● Given exercise: Retype the material in full, keeping every word the same.

◇ ◇ ◇

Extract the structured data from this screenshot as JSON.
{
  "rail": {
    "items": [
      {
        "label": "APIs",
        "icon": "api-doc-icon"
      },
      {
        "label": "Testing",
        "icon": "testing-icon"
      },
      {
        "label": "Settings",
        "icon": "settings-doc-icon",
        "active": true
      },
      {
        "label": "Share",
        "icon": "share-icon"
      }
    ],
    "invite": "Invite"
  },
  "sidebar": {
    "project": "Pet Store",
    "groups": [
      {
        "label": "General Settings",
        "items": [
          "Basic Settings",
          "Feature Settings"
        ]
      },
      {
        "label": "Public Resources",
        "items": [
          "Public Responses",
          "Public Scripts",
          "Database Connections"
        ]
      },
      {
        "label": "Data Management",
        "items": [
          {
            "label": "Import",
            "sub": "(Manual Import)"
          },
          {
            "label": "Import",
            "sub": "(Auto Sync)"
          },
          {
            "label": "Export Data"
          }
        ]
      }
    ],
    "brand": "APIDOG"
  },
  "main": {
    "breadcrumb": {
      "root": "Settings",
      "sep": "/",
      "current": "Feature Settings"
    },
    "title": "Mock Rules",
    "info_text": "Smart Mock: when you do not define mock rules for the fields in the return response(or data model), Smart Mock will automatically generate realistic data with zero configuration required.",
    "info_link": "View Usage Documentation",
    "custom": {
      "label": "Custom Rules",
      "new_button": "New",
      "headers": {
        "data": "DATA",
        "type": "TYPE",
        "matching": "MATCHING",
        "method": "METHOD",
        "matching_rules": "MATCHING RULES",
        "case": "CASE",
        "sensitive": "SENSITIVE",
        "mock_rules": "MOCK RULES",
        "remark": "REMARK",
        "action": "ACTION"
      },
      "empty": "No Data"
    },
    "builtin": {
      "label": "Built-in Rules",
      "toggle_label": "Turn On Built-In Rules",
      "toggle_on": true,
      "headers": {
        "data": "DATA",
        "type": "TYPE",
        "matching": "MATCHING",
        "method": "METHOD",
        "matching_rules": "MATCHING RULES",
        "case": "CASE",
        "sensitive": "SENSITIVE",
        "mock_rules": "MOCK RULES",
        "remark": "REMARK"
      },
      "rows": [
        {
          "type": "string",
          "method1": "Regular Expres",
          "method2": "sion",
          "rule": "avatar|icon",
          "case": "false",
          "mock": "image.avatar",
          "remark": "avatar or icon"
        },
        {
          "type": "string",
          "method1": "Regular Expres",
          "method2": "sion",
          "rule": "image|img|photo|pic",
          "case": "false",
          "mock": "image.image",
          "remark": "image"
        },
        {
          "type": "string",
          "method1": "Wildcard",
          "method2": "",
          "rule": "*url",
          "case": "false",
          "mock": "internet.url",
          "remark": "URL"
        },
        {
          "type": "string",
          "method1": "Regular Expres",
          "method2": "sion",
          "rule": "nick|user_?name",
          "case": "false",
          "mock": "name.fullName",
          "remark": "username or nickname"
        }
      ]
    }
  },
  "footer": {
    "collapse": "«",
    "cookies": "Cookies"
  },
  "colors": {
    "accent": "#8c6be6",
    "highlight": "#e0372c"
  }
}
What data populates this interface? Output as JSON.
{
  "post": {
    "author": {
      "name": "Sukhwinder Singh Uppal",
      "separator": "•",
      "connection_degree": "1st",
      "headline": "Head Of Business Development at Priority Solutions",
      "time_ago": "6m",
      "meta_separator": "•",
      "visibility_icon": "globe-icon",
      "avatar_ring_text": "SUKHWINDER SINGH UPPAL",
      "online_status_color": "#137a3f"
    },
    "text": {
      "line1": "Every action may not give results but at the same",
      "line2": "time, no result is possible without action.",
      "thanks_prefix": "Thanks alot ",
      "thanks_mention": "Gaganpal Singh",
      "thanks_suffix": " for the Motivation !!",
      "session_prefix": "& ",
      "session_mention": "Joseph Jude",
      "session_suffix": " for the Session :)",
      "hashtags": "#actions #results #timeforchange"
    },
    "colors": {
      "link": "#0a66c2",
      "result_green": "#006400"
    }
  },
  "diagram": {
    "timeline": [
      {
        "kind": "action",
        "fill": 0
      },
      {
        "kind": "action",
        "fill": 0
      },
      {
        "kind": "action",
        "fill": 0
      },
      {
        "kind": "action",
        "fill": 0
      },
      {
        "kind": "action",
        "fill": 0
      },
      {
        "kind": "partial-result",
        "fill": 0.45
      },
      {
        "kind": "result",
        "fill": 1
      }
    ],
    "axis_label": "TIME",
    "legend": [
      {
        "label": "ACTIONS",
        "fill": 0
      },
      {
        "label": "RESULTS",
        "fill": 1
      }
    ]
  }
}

◇ ◇ ◇

● In response:
Extract the structured data from this screenshot as JSON.
{
  "rail": {
    "items": [
      {
        "label": "APIs",
        "icon": "api-doc-icon"
      },
      {
        "label": "Testing",
        "icon": "testing-icon"
      },
      {
        "label": "Settings",
        "icon": "settings-doc-icon",
        "active": true
      },
      {
        "label": "Share",
        "icon": "share-icon"
      }
    ],
    "invite": "Invite"
  },
  "sidebar": {
    "project": "Pet Store",
    "groups": [
      {
        "label": "General Settings",
        "items": [
          "Basic Settings",
          "Feature Settings"
        ]
      },
      {
        "label": "Public Resources",
        "items": [
          "Public Responses",
          "Public Scripts",
          "Database Connections"
        ]
      },
      {
        "label": "Data Management",
        "items": [
          {
            "label": "Import",
            "sub": "(Manual Import)"
          },
          {
            "label": "Import",
            "sub": "(Auto Sync)"
          },
          {
            "label": "Export Data"
          }
        ]
      }
    ],
    "brand": "APIDOG"
  },
  "main": {
    "breadcrumb": {
      "root": "Settings",
      "sep": "/",
      "current": "Feature Settings"
    },
    "title": "Mock Rules",
    "info_text": "Smart Mock: when you do not define mock rules for the fields in the return response(or data model), Smart Mock will automatically generate realistic data with zero configuration required.",
    "info_link": "View Usage Documentation",
    "custom": {
      "label": "Custom Rules",
      "new_button": "New",
      "headers": {
        "data": "DATA",
        "type": "TYPE",
        "matching": "MATCHING",
        "method": "METHOD",
        "matching_rules": "MATCHING RULES",
        "case": "CASE",
        "sensitive": "SENSITIVE",
        "mock_rules": "MOCK RULES",
        "remark": "REMARK",
        "action": "ACTION"
      },
      "empty": "No Data"
    },
    "builtin": {
      "label": "Built-in Rules",
      "toggle_label": "Turn On Built-In Rules",
      "toggle_on": true,
      "headers": {
        "data": "DATA",
        "type": "TYPE",
        "matching": "MATCHING",
        "method": "METHOD",
        "matching_rules": "MATCHING RULES",
        "case": "CASE",
        "sensitive": "SENSITIVE",
        "mock_rules": "MOCK RULES",
        "remark": "REMARK"
      },
      "rows": [
        {
          "type": "string",
          "method1": "Regular Expres",
          "method2": "sion",
          "rule": "avatar|icon",
          "case": "false",
          "mock": "image.avatar",
          "remark": "avatar or icon"
        },
        {
          "type": "string",
          "method1": "Regular Expres",
          "method2": "sion",
          "rule": "image|img|photo|pic",
          "case": "false",
          "mock": "image.image",
          "remark": "image"
        },
        {
          "type": "string",
          "method1": "Wildcard",
          "method2": "",
          "rule": "*url",
          "case": "false",
          "mock": "internet.url",
          "remark": "URL"
        },
        {
          "type": "string",
          "method1": "Regular Expres",
          "method2": "sion",
          "rule": "nick|user_?name",
          "case": "false",
          "mock": "name.fullName",
          "remark": "username or nickname"
        }
      ]
    }
  },
  "footer": {
    "collapse": "«",
    "cookies": "Cookies"
  },
  "colors": {
    "accent": "#8c6be6",
    "highlight": "#e0372c"
  }
}
What data populates this interface? Output as JSON.
{
  "post": {
    "author": {
      "name": "Sukhwinder Singh Uppal",
      "separator": "•",
      "connection_degree": "1st",
      "headline": "Head Of Business Development at Priority Solutions",
      "time_ago": "6m",
      "meta_separator": "•",
      "visibility_icon": "globe-icon",
      "avatar_ring_text": "SUKHWINDER SINGH UPPAL",
      "online_status_color": "#137a3f"
    },
    "text": {
      "line1": "Every action may not give results but at the same",
      "line2": "time, no result is possible without action.",
      "thanks_prefix": "Thanks alot ",
      "thanks_mention": "Gaganpal Singh",
      "thanks_suffix": " for the Motivation !!",
      "session_prefix": "& ",
      "session_mention": "Joseph Jude",
      "session_suffix": " for the Session :)",
      "hashtags": "#actions #results #timeforchange"
    },
    "colors": {
      "link": "#0a66c2",
      "result_green": "#006400"
    }
  },
  "diagram": {
    "timeline": [
      {
        "kind": "action",
        "fill": 0
      },
      {
        "kind": "action",
        "fill": 0
      },
      {
        "kind": "action",
        "fill": 0
      },
      {
        "kind": "action",
        "fill": 0
      },
      {
        "kind": "action",
        "fill": 0
      },
      {
        "kind": "partial-result",
        "fill": 0.45
      },
      {
        "kind": "result",
        "fill": 1
      }
    ],
    "axis_label": "TIME",
    "legend": [
      {
        "label": "ACTIONS",
        "fill": 0
      },
      {
        "label": "RESULTS",
        "fill": 1
      }
    ]
  }
}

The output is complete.